## Problem details
Lay out the data as a two-column CSV with the headers input and output, starting at the beginning of the data and going on through the line with "The infra-red (IR)". Each row holds one text and its answer, each in a single quoted field with line breaks replaced by spaces.

[Records from a data source]
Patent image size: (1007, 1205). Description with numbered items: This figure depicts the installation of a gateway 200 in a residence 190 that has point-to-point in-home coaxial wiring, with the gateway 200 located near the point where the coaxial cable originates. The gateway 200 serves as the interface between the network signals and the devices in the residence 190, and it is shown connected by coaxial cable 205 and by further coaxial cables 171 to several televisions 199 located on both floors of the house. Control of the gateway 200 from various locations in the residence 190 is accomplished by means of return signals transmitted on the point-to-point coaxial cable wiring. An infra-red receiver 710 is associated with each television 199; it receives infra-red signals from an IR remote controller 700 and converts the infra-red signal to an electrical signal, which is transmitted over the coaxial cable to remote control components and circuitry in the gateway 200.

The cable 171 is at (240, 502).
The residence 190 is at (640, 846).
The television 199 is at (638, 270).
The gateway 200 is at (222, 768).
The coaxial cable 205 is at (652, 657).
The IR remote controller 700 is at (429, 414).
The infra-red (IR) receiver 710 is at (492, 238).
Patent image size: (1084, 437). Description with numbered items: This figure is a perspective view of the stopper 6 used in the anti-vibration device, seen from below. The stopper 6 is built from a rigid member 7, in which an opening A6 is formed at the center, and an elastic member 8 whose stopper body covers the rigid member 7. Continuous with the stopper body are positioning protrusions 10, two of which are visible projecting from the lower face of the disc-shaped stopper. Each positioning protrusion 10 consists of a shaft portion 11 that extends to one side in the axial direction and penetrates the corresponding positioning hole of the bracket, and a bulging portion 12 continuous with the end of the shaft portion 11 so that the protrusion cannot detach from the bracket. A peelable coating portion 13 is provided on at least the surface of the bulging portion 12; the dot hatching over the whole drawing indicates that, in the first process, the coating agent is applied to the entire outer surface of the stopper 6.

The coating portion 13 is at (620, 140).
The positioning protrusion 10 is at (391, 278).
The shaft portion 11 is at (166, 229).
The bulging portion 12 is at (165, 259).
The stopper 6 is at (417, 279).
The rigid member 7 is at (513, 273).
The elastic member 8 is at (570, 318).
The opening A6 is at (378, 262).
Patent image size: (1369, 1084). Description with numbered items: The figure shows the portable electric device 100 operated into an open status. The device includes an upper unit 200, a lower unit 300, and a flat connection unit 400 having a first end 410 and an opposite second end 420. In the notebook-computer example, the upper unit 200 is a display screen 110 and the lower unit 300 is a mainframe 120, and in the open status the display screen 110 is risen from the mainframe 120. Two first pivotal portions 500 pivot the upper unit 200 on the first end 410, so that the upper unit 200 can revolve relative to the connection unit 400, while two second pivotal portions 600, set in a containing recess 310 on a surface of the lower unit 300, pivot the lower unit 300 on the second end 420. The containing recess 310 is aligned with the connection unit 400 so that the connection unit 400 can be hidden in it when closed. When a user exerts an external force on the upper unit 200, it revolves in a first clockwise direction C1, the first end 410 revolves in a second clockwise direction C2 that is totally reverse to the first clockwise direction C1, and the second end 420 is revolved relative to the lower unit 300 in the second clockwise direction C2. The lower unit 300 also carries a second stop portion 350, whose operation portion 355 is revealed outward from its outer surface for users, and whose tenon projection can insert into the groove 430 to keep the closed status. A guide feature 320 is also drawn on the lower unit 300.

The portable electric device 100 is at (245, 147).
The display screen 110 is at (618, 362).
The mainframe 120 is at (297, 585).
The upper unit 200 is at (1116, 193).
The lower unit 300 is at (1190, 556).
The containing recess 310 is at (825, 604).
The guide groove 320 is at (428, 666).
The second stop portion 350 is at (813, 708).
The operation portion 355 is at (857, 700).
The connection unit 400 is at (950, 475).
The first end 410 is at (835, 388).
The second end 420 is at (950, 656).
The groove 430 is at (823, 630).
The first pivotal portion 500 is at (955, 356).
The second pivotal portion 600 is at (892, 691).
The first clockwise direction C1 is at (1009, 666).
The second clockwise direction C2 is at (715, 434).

## Task response
input,output
"Patent image size: (1007, 1205). Description with numbered items: This figure depicts the installation of a gateway 200 in a residence 190 that has point-to-point in-home coaxial wiring, with the gateway 200 located near the point where the coaxial cable originates. The gateway 200 serves as the interface between the network signals and the devices in the residence 190, and it is shown connected by coaxial cable 205 and by further coaxial cables 171 to several televisions 199 located on both floors of the house. Control of the gateway 200 from various locations in the residence 190 is accomplished by means of return signals transmitted on the point-to-point coaxial cable wiring. An infra-red receiver 710 is associated with each television 199; it receives infra-red signals from an IR remote controller 700 and converts the infra-red signal to an electrical signal, which is transmitted over the coaxial cable to remote control components and circuitry in the gateway 200.","The cable 171 is at (240, 502). The residence 190 is at (640, 846). The television 199 is at (638, 270). The gateway 200 is at (222, 768). The coaxial cable 205 is at (652, 657). The IR remote controller 700 is at (429, 414). The infra-red (IR) receiver 710 is at (492, 238)."